- [Directions for this task]:
Pull each line holding the word "Very" from the data.

- [Source material]:
------------------------------------------------------------------------

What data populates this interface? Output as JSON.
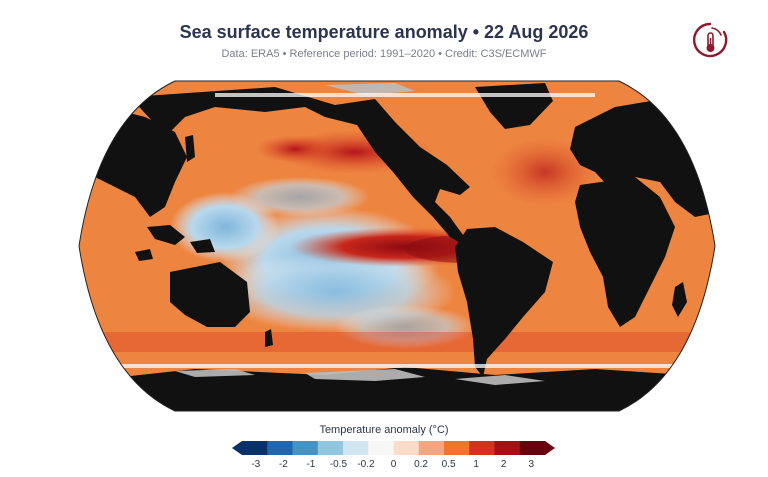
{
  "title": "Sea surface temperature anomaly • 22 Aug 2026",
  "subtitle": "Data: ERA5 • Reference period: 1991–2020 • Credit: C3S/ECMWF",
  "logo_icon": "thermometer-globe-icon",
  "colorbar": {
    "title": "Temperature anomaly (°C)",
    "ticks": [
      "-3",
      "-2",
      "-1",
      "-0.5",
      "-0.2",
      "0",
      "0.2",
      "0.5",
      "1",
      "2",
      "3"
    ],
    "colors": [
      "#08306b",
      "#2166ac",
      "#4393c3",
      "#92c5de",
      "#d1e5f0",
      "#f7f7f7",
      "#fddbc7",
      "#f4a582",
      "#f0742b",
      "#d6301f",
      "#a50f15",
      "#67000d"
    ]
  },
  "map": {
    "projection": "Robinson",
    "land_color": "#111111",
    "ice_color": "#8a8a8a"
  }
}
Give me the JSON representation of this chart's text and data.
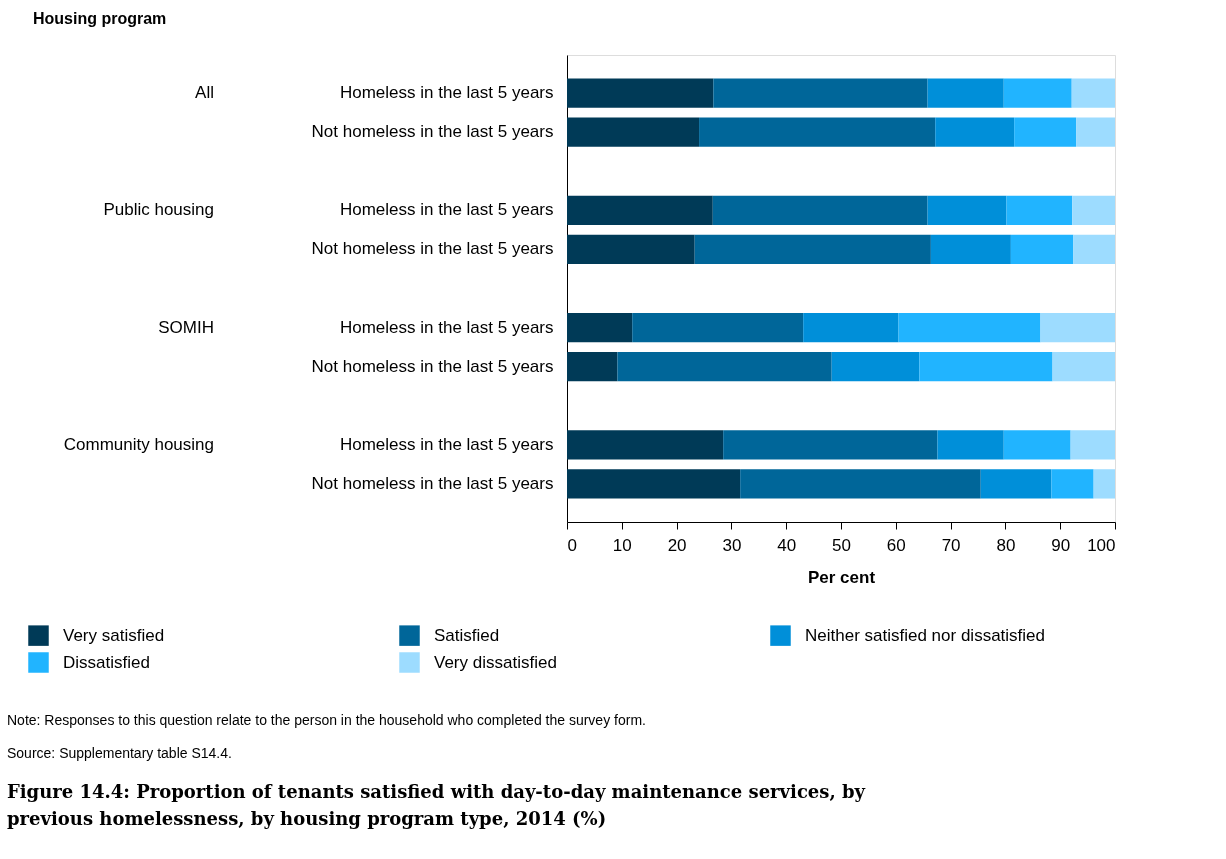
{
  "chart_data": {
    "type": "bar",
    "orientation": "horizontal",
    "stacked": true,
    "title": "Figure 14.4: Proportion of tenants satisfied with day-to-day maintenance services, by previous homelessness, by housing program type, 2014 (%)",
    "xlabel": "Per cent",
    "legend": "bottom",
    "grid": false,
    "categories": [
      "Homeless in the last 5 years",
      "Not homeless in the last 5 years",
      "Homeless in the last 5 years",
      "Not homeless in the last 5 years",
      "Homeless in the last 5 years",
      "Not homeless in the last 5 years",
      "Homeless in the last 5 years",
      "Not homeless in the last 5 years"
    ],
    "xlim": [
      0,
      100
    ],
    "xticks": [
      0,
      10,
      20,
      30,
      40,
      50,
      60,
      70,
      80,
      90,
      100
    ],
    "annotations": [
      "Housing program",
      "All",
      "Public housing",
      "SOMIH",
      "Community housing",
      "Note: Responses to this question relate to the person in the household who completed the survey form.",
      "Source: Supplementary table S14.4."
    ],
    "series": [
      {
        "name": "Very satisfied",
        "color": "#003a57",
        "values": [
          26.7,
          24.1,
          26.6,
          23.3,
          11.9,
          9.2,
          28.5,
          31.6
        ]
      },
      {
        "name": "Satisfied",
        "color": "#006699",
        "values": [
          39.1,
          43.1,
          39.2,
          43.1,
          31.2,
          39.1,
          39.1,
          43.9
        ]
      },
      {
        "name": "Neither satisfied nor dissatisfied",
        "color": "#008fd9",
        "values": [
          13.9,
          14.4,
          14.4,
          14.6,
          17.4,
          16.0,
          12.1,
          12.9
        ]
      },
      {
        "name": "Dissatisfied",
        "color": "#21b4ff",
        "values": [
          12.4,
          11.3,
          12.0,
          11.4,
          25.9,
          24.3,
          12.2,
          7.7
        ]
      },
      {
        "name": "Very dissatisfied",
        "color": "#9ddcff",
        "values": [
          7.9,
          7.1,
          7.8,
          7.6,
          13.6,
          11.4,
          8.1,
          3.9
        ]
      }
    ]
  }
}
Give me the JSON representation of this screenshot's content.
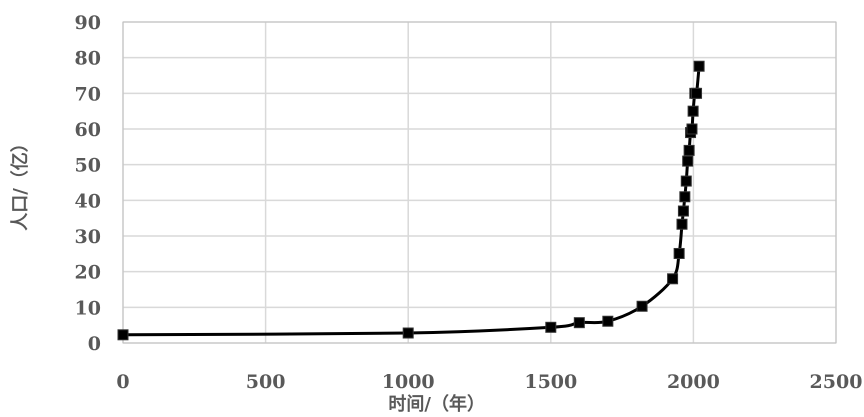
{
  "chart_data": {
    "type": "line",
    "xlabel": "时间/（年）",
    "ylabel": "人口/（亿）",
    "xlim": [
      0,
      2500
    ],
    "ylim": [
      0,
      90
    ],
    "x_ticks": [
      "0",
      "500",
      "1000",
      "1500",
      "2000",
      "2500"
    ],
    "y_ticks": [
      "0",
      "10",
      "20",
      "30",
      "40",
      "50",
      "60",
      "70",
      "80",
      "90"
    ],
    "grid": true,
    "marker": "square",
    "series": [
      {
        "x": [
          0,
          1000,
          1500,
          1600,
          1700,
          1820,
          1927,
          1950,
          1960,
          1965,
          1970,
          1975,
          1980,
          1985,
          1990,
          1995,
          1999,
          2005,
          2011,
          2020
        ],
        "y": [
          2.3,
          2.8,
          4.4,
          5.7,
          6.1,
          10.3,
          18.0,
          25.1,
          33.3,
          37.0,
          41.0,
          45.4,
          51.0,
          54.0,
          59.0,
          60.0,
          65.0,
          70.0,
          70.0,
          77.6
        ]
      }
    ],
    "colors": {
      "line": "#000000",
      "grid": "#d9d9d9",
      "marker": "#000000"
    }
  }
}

------------------------------------------------------------------------

- [Correct answer]:
        "name": "Very satisfied",
        "name": "Very dissatisfied",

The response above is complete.